The problem: Rewrite the lines from the start of the records through the line holding "configurationmanager-tab[interactable] bbox=[80, 24, 120, 51]", inclusive, putting "toolbar-tab" wherever "command-tab" appears and leaving everything else as it is.

[Some records]
▼
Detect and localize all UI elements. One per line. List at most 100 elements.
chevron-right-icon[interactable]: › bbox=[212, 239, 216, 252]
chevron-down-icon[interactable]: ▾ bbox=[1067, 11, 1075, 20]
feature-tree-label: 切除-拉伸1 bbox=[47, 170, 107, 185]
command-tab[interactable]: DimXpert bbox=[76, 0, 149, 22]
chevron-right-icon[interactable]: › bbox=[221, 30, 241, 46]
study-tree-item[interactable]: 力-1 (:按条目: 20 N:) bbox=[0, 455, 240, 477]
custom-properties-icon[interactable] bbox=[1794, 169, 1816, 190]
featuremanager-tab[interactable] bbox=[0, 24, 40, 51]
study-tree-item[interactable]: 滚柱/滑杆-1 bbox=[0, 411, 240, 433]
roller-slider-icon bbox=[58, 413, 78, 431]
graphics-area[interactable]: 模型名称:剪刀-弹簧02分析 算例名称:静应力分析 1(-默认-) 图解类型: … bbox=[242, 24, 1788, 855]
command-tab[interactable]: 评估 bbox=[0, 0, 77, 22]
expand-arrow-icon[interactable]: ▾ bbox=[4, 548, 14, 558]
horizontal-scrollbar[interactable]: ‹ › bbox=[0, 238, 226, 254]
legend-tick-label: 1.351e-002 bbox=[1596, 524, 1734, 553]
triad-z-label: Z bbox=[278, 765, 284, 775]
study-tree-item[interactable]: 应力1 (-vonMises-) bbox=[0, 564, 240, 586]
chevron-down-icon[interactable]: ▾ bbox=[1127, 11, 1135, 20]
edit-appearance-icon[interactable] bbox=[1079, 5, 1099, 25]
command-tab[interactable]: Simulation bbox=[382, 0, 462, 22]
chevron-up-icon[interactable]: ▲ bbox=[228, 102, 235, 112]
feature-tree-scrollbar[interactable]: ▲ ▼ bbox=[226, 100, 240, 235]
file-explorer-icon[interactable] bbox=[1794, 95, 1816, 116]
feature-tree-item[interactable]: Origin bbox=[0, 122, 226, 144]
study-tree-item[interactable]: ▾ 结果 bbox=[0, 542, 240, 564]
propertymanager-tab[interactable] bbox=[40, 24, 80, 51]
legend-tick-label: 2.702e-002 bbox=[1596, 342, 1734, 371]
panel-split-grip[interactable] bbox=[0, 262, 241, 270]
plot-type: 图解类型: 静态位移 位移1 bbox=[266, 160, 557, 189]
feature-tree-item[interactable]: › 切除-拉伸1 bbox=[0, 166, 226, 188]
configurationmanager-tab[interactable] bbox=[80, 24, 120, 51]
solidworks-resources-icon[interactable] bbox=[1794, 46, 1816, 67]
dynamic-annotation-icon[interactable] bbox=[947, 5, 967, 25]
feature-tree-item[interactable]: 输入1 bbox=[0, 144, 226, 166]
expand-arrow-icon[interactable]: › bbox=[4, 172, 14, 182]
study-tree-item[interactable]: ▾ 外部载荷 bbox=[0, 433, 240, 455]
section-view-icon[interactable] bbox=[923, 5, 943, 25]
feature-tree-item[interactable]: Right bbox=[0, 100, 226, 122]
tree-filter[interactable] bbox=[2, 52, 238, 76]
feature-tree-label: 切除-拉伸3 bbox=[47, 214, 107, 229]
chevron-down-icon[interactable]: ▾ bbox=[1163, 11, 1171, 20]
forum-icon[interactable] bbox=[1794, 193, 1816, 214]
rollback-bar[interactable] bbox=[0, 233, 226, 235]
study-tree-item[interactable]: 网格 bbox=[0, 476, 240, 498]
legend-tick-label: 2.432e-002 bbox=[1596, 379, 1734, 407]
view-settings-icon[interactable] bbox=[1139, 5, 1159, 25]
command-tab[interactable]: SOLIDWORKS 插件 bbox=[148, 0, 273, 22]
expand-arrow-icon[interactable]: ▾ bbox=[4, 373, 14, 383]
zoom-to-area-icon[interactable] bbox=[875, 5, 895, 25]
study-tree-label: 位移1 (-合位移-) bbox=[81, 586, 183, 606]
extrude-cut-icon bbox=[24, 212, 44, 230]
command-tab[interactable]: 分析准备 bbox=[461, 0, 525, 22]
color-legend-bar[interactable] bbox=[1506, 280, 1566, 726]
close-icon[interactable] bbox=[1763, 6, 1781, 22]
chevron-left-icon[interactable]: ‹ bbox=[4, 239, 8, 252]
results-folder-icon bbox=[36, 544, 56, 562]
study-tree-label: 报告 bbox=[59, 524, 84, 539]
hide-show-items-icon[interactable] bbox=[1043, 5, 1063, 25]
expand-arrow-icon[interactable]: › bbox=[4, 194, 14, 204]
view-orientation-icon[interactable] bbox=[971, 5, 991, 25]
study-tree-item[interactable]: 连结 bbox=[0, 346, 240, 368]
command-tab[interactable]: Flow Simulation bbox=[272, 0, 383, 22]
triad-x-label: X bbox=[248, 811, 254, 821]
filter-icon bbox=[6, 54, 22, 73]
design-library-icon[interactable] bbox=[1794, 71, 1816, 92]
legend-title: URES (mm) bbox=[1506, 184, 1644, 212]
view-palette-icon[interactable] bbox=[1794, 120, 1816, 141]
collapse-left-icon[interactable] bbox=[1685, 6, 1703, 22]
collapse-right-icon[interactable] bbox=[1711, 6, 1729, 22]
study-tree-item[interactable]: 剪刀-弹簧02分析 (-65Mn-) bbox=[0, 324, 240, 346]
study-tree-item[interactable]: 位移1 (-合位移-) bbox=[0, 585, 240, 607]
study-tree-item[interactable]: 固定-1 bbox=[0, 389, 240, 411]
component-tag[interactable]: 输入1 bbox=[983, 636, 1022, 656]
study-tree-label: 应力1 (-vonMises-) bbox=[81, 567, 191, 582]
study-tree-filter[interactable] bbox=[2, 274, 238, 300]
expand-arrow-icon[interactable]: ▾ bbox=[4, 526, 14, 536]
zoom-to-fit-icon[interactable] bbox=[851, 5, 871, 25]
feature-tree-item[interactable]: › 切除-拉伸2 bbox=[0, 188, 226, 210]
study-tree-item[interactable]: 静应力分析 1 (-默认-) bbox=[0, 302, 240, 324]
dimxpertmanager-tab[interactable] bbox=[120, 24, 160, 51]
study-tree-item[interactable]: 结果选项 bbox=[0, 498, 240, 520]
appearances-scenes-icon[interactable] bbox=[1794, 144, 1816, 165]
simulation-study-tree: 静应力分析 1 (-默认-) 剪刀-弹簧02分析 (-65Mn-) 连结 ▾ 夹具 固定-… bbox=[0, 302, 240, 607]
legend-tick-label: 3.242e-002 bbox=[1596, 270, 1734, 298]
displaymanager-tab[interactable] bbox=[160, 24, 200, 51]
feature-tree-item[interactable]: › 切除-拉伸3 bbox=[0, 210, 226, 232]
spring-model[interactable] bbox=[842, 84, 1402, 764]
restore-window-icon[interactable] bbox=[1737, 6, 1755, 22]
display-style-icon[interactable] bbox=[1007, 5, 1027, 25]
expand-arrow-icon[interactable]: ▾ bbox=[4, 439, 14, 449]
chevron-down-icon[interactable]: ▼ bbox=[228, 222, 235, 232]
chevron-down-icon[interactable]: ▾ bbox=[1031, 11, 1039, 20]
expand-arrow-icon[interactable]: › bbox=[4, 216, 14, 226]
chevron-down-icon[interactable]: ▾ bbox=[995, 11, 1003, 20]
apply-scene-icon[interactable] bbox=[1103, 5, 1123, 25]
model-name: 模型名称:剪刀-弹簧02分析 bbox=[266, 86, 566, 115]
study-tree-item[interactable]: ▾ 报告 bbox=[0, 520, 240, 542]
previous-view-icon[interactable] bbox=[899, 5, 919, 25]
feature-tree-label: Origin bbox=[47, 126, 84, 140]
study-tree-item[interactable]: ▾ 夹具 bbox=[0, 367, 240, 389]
▲
Correct answer:
Detect and localize all UI elements. One per line. List at most 100 elements.
chevron-right-icon[interactable]: › bbox=[212, 239, 216, 252]
chevron-down-icon[interactable]: ▾ bbox=[1067, 11, 1075, 20]
feature-tree-label: 切除-拉伸1 bbox=[47, 170, 107, 185]
toolbar-tab[interactable]: DimXpert bbox=[76, 0, 149, 22]
chevron-right-icon[interactable]: › bbox=[221, 30, 241, 46]
study-tree-item[interactable]: 力-1 (:按条目: 20 N:) bbox=[0, 455, 240, 477]
custom-properties-icon[interactable] bbox=[1794, 169, 1816, 190]
featuremanager-tab[interactable] bbox=[0, 24, 40, 51]
study-tree-item[interactable]: 滚柱/滑杆-1 bbox=[0, 411, 240, 433]
roller-slider-icon bbox=[58, 413, 78, 431]
graphics-area[interactable]: 模型名称:剪刀-弹簧02分析 算例名称:静应力分析 1(-默认-) 图解类型: … bbox=[242, 24, 1788, 855]
toolbar-tab[interactable]: 评估 bbox=[0, 0, 77, 22]
expand-arrow-icon[interactable]: ▾ bbox=[4, 548, 14, 558]
horizontal-scrollbar[interactable]: ‹ › bbox=[0, 238, 226, 254]
legend-tick-label: 1.351e-002 bbox=[1596, 524, 1734, 553]
triad-z-label: Z bbox=[278, 765, 284, 775]
study-tree-item[interactable]: 应力1 (-vonMises-) bbox=[0, 564, 240, 586]
chevron-down-icon[interactable]: ▾ bbox=[1127, 11, 1135, 20]
edit-appearance-icon[interactable] bbox=[1079, 5, 1099, 25]
toolbar-tab[interactable]: Simulation bbox=[382, 0, 462, 22]
chevron-up-icon[interactable]: ▲ bbox=[228, 102, 235, 112]
feature-tree-scrollbar[interactable]: ▲ ▼ bbox=[226, 100, 240, 235]
file-explorer-icon[interactable] bbox=[1794, 95, 1816, 116]
feature-tree-item[interactable]: Origin bbox=[0, 122, 226, 144]
study-tree-item[interactable]: ▾ 结果 bbox=[0, 542, 240, 564]
propertymanager-tab[interactable] bbox=[40, 24, 80, 51]
legend-tick-label: 2.702e-002 bbox=[1596, 342, 1734, 371]
panel-split-grip[interactable] bbox=[0, 262, 241, 270]
plot-type: 图解类型: 静态位移 位移1 bbox=[266, 160, 557, 189]
feature-tree-item[interactable]: › 切除-拉伸1 bbox=[0, 166, 226, 188]
configurationmanager-tab[interactable] bbox=[80, 24, 120, 51]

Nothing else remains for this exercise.